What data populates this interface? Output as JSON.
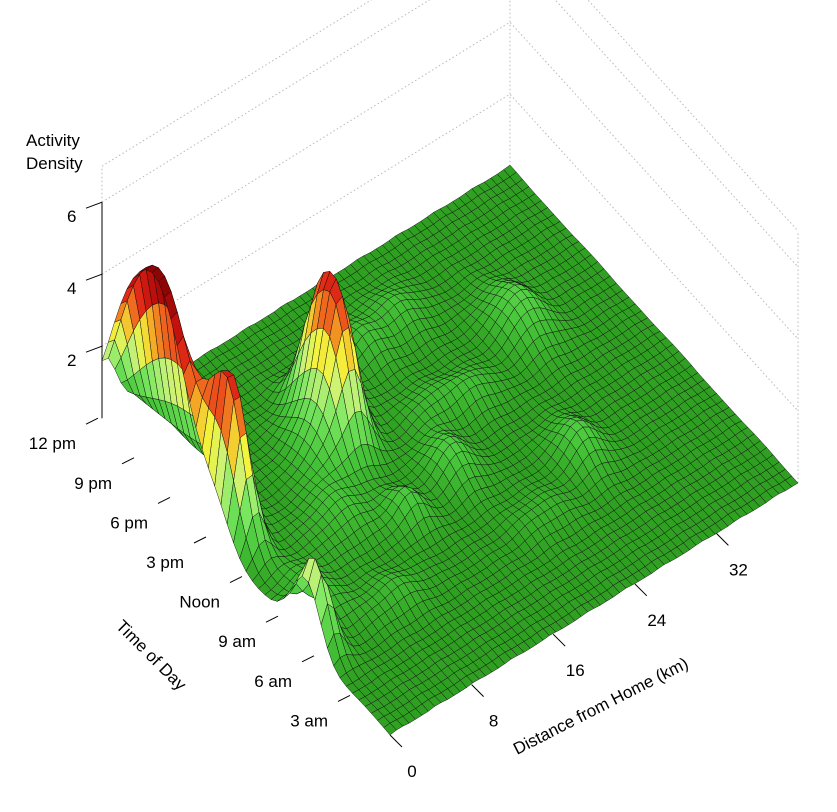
{
  "chart_data": {
    "type": "surface3d",
    "zlabel_lines": [
      "Activity",
      "Density"
    ],
    "xlabel": "Distance from Home (km)",
    "ylabel": "Time of Day",
    "x_range": [
      0,
      40
    ],
    "y_range": [
      0,
      24
    ],
    "z_range": [
      0,
      7
    ],
    "x_ticks": [
      {
        "value": 0,
        "label": "0"
      },
      {
        "value": 8,
        "label": "8"
      },
      {
        "value": 16,
        "label": "16"
      },
      {
        "value": 24,
        "label": "24"
      },
      {
        "value": 32,
        "label": "32"
      }
    ],
    "y_ticks": [
      {
        "value": 3,
        "label": "3 am"
      },
      {
        "value": 6,
        "label": "6 am"
      },
      {
        "value": 9,
        "label": "9 am"
      },
      {
        "value": 12,
        "label": "Noon"
      },
      {
        "value": 15,
        "label": "3 pm"
      },
      {
        "value": 18,
        "label": "6 pm"
      },
      {
        "value": 21,
        "label": "9 pm"
      },
      {
        "value": 24,
        "label": "12 pm"
      }
    ],
    "z_ticks": [
      {
        "value": 2,
        "label": "2"
      },
      {
        "value": 4,
        "label": "4"
      },
      {
        "value": 6,
        "label": "6"
      }
    ],
    "peaks": [
      {
        "x": 0.3,
        "y": 19.5,
        "height": 5.6,
        "sx": 1.3,
        "sy": 2.4
      },
      {
        "x": 1.6,
        "y": 14.5,
        "height": 3.8,
        "sx": 0.9,
        "sy": 1.3
      },
      {
        "x": 0.3,
        "y": 22.5,
        "height": 1.2,
        "sx": 1.0,
        "sy": 1.4
      },
      {
        "x": 2.2,
        "y": 16.5,
        "height": 0.8,
        "sx": 1.2,
        "sy": 1.6
      },
      {
        "x": 0.8,
        "y": 6.5,
        "height": 1.7,
        "sx": 0.8,
        "sy": 1.0
      },
      {
        "x": 0.2,
        "y": 7.5,
        "height": 1.0,
        "sx": 0.7,
        "sy": 1.0
      },
      {
        "x": 3.0,
        "y": 9.0,
        "height": 0.5,
        "sx": 1.5,
        "sy": 1.5
      },
      {
        "x": 14.0,
        "y": 17.5,
        "height": 3.3,
        "sx": 1.4,
        "sy": 1.2
      },
      {
        "x": 13.5,
        "y": 15.5,
        "height": 3.0,
        "sx": 1.2,
        "sy": 1.1
      },
      {
        "x": 11.0,
        "y": 15.5,
        "height": 0.8,
        "sx": 1.5,
        "sy": 1.5
      },
      {
        "x": 9.0,
        "y": 12.0,
        "height": 0.5,
        "sx": 2.0,
        "sy": 1.5
      },
      {
        "x": 13.5,
        "y": 10.0,
        "height": 0.7,
        "sx": 1.2,
        "sy": 1.0
      },
      {
        "x": 8.0,
        "y": 6.5,
        "height": 0.4,
        "sx": 2.0,
        "sy": 1.0
      },
      {
        "x": 20.5,
        "y": 19.5,
        "height": 0.5,
        "sx": 1.5,
        "sy": 1.2
      },
      {
        "x": 24.5,
        "y": 20.0,
        "height": 0.5,
        "sx": 1.5,
        "sy": 1.2
      },
      {
        "x": 21.0,
        "y": 14.5,
        "height": 0.4,
        "sx": 1.5,
        "sy": 1.0
      },
      {
        "x": 19.0,
        "y": 11.0,
        "height": 0.8,
        "sx": 1.3,
        "sy": 1.3
      },
      {
        "x": 24.5,
        "y": 14.0,
        "height": 0.5,
        "sx": 1.5,
        "sy": 1.0
      },
      {
        "x": 31.5,
        "y": 16.0,
        "height": 0.9,
        "sx": 1.6,
        "sy": 1.6
      },
      {
        "x": 28.0,
        "y": 8.0,
        "height": 0.8,
        "sx": 1.3,
        "sy": 1.3
      },
      {
        "x": 22.0,
        "y": 6.0,
        "height": 0.3,
        "sx": 2.0,
        "sy": 1.0
      }
    ],
    "colormap": [
      {
        "z": 0.0,
        "color": "#2f9f21"
      },
      {
        "z": 0.6,
        "color": "#47c63a"
      },
      {
        "z": 1.4,
        "color": "#7be861"
      },
      {
        "z": 2.0,
        "color": "#c8f27a"
      },
      {
        "z": 2.6,
        "color": "#f4f43c"
      },
      {
        "z": 3.2,
        "color": "#f4a023"
      },
      {
        "z": 3.9,
        "color": "#e8321a"
      },
      {
        "z": 4.6,
        "color": "#c6120d"
      },
      {
        "z": 5.4,
        "color": "#8e0505"
      }
    ]
  }
}
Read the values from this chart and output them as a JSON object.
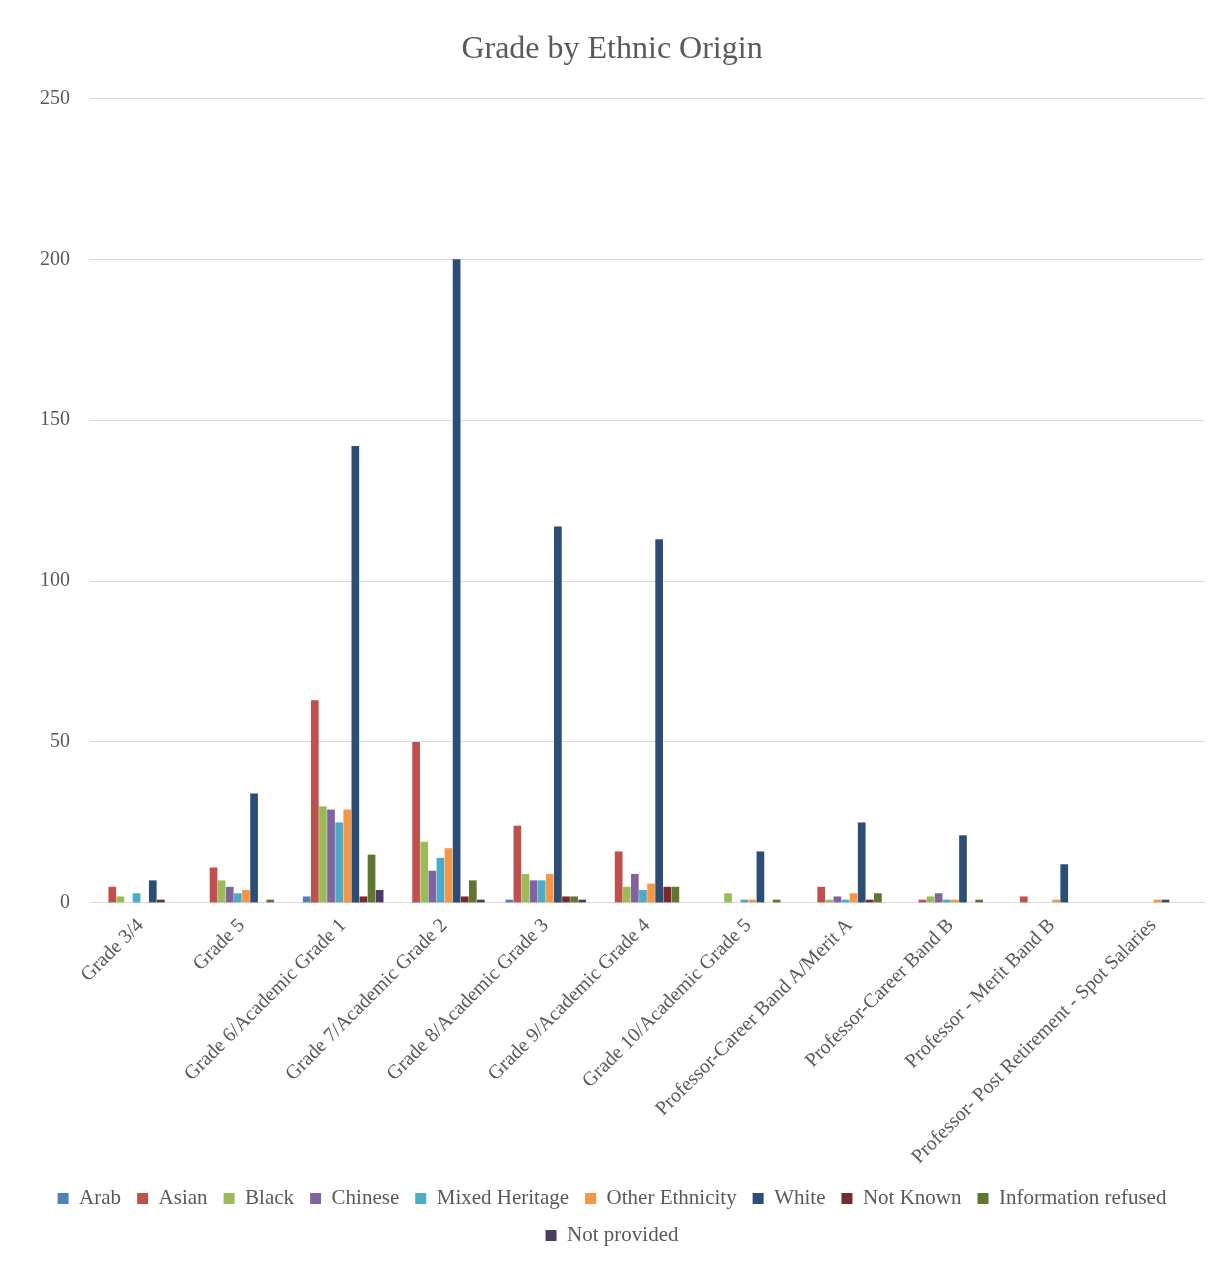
{
  "chart_data": {
    "type": "bar",
    "title": "Grade by Ethnic Origin",
    "categories": [
      "Grade 3/4",
      "Grade 5",
      "Grade 6/Academic Grade 1",
      "Grade 7/Academic Grade 2",
      "Grade 8/Academic Grade 3",
      "Grade 9/Academic Grade 4",
      "Grade 10/Academic Grade 5",
      "Professor-Career Band A/Merit A",
      "Professor-Career Band B",
      "Professor - Merit Band B",
      "Professor- Post Retirement - Spot Salaries"
    ],
    "series": [
      {
        "name": "Arab",
        "color": "#4f81bd",
        "values": [
          0,
          0,
          2,
          0,
          1,
          0,
          0,
          0,
          0,
          0,
          0
        ]
      },
      {
        "name": "Asian",
        "color": "#c0504d",
        "values": [
          5,
          11,
          63,
          50,
          24,
          16,
          0,
          5,
          1,
          2,
          0
        ]
      },
      {
        "name": "Black",
        "color": "#9bbb59",
        "values": [
          2,
          7,
          30,
          19,
          9,
          5,
          3,
          1,
          2,
          0,
          0
        ]
      },
      {
        "name": "Chinese",
        "color": "#8064a2",
        "values": [
          0,
          5,
          29,
          10,
          7,
          9,
          0,
          2,
          3,
          0,
          0
        ]
      },
      {
        "name": "Mixed Heritage",
        "color": "#4bacc6",
        "values": [
          3,
          3,
          25,
          14,
          7,
          4,
          1,
          1,
          1,
          0,
          0
        ]
      },
      {
        "name": "Other Ethnicity",
        "color": "#f79646",
        "values": [
          0,
          4,
          29,
          17,
          9,
          6,
          1,
          3,
          1,
          1,
          1
        ]
      },
      {
        "name": "White",
        "color": "#2c4d75",
        "values": [
          7,
          34,
          142,
          200,
          117,
          113,
          16,
          25,
          21,
          12,
          1
        ]
      },
      {
        "name": "Not Known",
        "color": "#772c2a",
        "values": [
          1,
          0,
          2,
          2,
          2,
          5,
          0,
          1,
          0,
          0,
          0
        ]
      },
      {
        "name": "Information refused",
        "color": "#5f7530",
        "values": [
          0,
          1,
          15,
          7,
          2,
          5,
          1,
          3,
          1,
          0,
          0
        ]
      },
      {
        "name": "Not provided",
        "color": "#4d3b62",
        "values": [
          0,
          0,
          4,
          1,
          1,
          0,
          0,
          0,
          0,
          0,
          0
        ]
      }
    ],
    "ylim": [
      0,
      250
    ],
    "yticks": [
      0,
      50,
      100,
      150,
      200,
      250
    ],
    "grid": "y",
    "legend": "bottom"
  }
}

» Directions: Reproduce every entry word for word, but skip any pictures.

» Expected output:
What data populates this interface? Output as JSON.
{
  "chart_data": {
    "type": "surface3d",
    "zlabel_lines": [
      "Activity",
      "Density"
    ],
    "xlabel": "Distance from Home (km)",
    "ylabel": "Time of Day",
    "x_range": [
      0,
      40
    ],
    "y_range": [
      0,
      24
    ],
    "z_range": [
      0,
      7
    ],
    "x_ticks": [
      {
        "value": 0,
        "label": "0"
      },
      {
        "value": 8,
        "label": "8"
      },
      {
        "value": 16,
        "label": "16"
      },
      {
        "value": 24,
        "label": "24"
      },
      {
        "value": 32,
        "label": "32"
      }
    ],
    "y_ticks": [
      {
        "value": 3,
        "label": "3 am"
      },
      {
        "value": 6,
        "label": "6 am"
      },
      {
        "value": 9,
        "label": "9 am"
      },
      {
        "value": 12,
        "label": "Noon"
      },
      {
        "value": 15,
        "label": "3 pm"
      },
      {
        "value": 18,
        "label": "6 pm"
      },
      {
        "value": 21,
        "label": "9 pm"
      },
      {
        "value": 24,
        "label": "12 pm"
      }
    ],
    "z_ticks": [
      {
        "value": 2,
        "label": "2"
      },
      {
        "value": 4,
        "label": "4"
      },
      {
        "value": 6,
        "label": "6"
      }
    ],
    "peaks": [
      {
        "x": 0.3,
        "y": 19.5,
        "height": 5.6,
        "sx": 1.3,
        "sy": 2.4
      },
      {
        "x": 1.6,
        "y": 14.5,
        "height": 3.8,
        "sx": 0.9,
        "sy": 1.3
      },
      {
        "x": 0.3,
        "y": 22.5,
        "height": 1.2,
        "sx": 1.0,
        "sy": 1.4
      },
      {
        "x": 2.2,
        "y": 16.5,
        "height": 0.8,
        "sx": 1.2,
        "sy": 1.6
      },
      {
        "x": 0.8,
        "y": 6.5,
        "height": 1.7,
        "sx": 0.8,
        "sy": 1.0
      },
      {
        "x": 0.2,
        "y": 7.5,
        "height": 1.0,
        "sx": 0.7,
        "sy": 1.0
      },
      {
        "x": 3.0,
        "y": 9.0,
        "height": 0.5,
        "sx": 1.5,
        "sy": 1.5
      },
      {
        "x": 14.0,
        "y": 17.5,
        "height": 3.3,
        "sx": 1.4,
        "sy": 1.2
      },
      {
        "x": 13.5,
        "y": 15.5,
        "height": 3.0,
        "sx": 1.2,
        "sy": 1.1
      },
      {
        "x": 11.0,
        "y": 15.5,
        "height": 0.8,
        "sx": 1.5,
        "sy": 1.5
      },
      {
        "x": 9.0,
        "y": 12.0,
        "height": 0.5,
        "sx": 2.0,
        "sy": 1.5
      },
      {
        "x": 13.5,
        "y": 10.0,
        "height": 0.7,
        "sx": 1.2,
        "sy": 1.0
      },
      {
        "x": 8.0,
        "y": 6.5,
        "height": 0.4,
        "sx": 2.0,
        "sy": 1.0
      },
      {
        "x": 20.5,
        "y": 19.5,
        "height": 0.5,
        "sx": 1.5,
        "sy": 1.2
      },
      {
        "x": 24.5,
        "y": 20.0,
        "height": 0.5,
        "sx": 1.5,
        "sy": 1.2
      },
      {
        "x": 21.0,
        "y": 14.5,
        "height": 0.4,
        "sx": 1.5,
        "sy": 1.0
      },
      {
        "x": 19.0,
        "y": 11.0,
        "height": 0.8,
        "sx": 1.3,
        "sy": 1.3
      },
      {
        "x": 24.5,
        "y": 14.0,
        "height": 0.5,
        "sx": 1.5,
        "sy": 1.0
      },
      {
        "x": 31.5,
        "y": 16.0,
        "height": 0.9,
        "sx": 1.6,
        "sy": 1.6
      },
      {
        "x": 28.0,
        "y": 8.0,
        "height": 0.8,
        "sx": 1.3,
        "sy": 1.3
      },
      {
        "x": 22.0,
        "y": 6.0,
        "height": 0.3,
        "sx": 2.0,
        "sy": 1.0
      }
    ],
    "colormap": [
      {
        "z": 0.0,
        "color": "#2f9f21"
      },
      {
        "z": 0.6,
        "color": "#47c63a"
      },
      {
        "z": 1.4,
        "color": "#7be861"
      },
      {
        "z": 2.0,
        "color": "#c8f27a"
      },
      {
        "z": 2.6,
        "color": "#f4f43c"
      },
      {
        "z": 3.2,
        "color": "#f4a023"
      },
      {
        "z": 3.9,
        "color": "#e8321a"
      },
      {
        "z": 4.6,
        "color": "#c6120d"
      },
      {
        "z": 5.4,
        "color": "#8e0505"
      }
    ]
  }
}
Read the values from this chart and output them as a JSON object.
{
  "chart_data": {
    "type": "bar",
    "title": "Grade by Ethnic Origin",
    "categories": [
      "Grade 3/4",
      "Grade 5",
      "Grade 6/Academic Grade 1",
      "Grade 7/Academic Grade 2",
      "Grade 8/Academic Grade 3",
      "Grade 9/Academic Grade 4",
      "Grade 10/Academic Grade 5",
      "Professor-Career Band A/Merit A",
      "Professor-Career Band B",
      "Professor - Merit Band B",
      "Professor- Post Retirement - Spot Salaries"
    ],
    "series": [
      {
        "name": "Arab",
        "color": "#4f81bd",
        "values": [
          0,
          0,
          2,
          0,
          1,
          0,
          0,
          0,
          0,
          0,
          0
        ]
      },
      {
        "name": "Asian",
        "color": "#c0504d",
        "values": [
          5,
          11,
          63,
          50,
          24,
          16,
          0,
          5,
          1,
          2,
          0
        ]
      },
      {
        "name": "Black",
        "color": "#9bbb59",
        "values": [
          2,
          7,
          30,
          19,
          9,
          5,
          3,
          1,
          2,
          0,
          0
        ]
      },
      {
        "name": "Chinese",
        "color": "#8064a2",
        "values": [
          0,
          5,
          29,
          10,
          7,
          9,
          0,
          2,
          3,
          0,
          0
        ]
      },
      {
        "name": "Mixed Heritage",
        "color": "#4bacc6",
        "values": [
          3,
          3,
          25,
          14,
          7,
          4,
          1,
          1,
          1,
          0,
          0
        ]
      },
      {
        "name": "Other Ethnicity",
        "color": "#f79646",
        "values": [
          0,
          4,
          29,
          17,
          9,
          6,
          1,
          3,
          1,
          1,
          1
        ]
      },
      {
        "name": "White",
        "color": "#2c4d75",
        "values": [
          7,
          34,
          142,
          200,
          117,
          113,
          16,
          25,
          21,
          12,
          1
        ]
      },
      {
        "name": "Not Known",
        "color": "#772c2a",
        "values": [
          1,
          0,
          2,
          2,
          2,
          5,
          0,
          1,
          0,
          0,
          0
        ]
      },
      {
        "name": "Information refused",
        "color": "#5f7530",
        "values": [
          0,
          1,
          15,
          7,
          2,
          5,
          1,
          3,
          1,
          0,
          0
        ]
      },
      {
        "name": "Not provided",
        "color": "#4d3b62",
        "values": [
          0,
          0,
          4,
          1,
          1,
          0,
          0,
          0,
          0,
          0,
          0
        ]
      }
    ],
    "ylim": [
      0,
      250
    ],
    "yticks": [
      0,
      50,
      100,
      150,
      200,
      250
    ],
    "grid": "y",
    "legend": "bottom"
  }
}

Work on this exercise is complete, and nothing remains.